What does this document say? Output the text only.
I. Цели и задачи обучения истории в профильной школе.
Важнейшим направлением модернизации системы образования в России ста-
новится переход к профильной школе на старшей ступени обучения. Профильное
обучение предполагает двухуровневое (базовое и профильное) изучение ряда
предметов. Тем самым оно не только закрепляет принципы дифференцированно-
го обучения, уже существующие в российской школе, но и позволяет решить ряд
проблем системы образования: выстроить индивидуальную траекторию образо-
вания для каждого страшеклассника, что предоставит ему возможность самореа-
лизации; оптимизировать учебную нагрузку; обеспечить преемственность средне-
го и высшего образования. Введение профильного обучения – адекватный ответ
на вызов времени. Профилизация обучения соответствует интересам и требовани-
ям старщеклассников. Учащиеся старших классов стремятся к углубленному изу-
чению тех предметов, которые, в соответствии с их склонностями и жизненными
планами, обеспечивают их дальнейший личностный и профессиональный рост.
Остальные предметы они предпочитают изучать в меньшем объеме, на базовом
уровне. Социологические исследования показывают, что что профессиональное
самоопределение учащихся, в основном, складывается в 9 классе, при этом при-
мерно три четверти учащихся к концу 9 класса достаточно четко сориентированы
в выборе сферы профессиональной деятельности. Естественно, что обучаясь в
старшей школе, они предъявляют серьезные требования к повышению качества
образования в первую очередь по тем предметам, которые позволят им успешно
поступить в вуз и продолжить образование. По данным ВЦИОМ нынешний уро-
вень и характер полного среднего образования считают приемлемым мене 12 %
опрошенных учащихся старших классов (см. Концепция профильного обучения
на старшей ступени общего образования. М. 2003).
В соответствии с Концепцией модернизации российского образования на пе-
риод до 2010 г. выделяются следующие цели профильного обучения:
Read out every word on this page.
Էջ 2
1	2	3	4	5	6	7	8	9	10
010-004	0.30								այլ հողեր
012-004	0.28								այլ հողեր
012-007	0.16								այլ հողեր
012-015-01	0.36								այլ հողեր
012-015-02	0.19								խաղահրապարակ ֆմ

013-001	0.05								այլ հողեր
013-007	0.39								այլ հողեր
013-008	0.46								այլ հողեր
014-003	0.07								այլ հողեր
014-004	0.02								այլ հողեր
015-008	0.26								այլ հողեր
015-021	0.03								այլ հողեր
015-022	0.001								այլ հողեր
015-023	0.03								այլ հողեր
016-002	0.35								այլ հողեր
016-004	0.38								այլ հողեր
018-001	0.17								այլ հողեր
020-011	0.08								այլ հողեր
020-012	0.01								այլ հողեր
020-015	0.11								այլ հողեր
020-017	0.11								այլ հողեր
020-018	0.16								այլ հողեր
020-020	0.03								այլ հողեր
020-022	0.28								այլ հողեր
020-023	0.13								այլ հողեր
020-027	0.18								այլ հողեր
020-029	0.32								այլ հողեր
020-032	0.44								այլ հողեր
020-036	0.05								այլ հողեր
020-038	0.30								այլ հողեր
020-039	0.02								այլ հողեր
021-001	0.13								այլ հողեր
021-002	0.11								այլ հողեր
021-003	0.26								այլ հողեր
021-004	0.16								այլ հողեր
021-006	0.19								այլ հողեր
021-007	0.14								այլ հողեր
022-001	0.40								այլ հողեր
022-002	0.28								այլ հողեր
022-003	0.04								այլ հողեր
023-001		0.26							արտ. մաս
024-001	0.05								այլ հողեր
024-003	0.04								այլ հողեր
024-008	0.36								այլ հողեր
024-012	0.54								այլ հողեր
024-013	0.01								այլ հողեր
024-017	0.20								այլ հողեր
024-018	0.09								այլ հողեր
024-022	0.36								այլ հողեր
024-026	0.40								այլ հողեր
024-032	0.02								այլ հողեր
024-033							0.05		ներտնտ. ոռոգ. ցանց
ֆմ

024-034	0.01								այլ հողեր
....................
● REQUIRED WORK: Make a list of all lines in the data that contain "соответствии".

● ANSWER:
чению тех предметов, которые, в соответствии с их склонностями и жизненными
В соответствии с Концепцией модернизации российского образования на пе-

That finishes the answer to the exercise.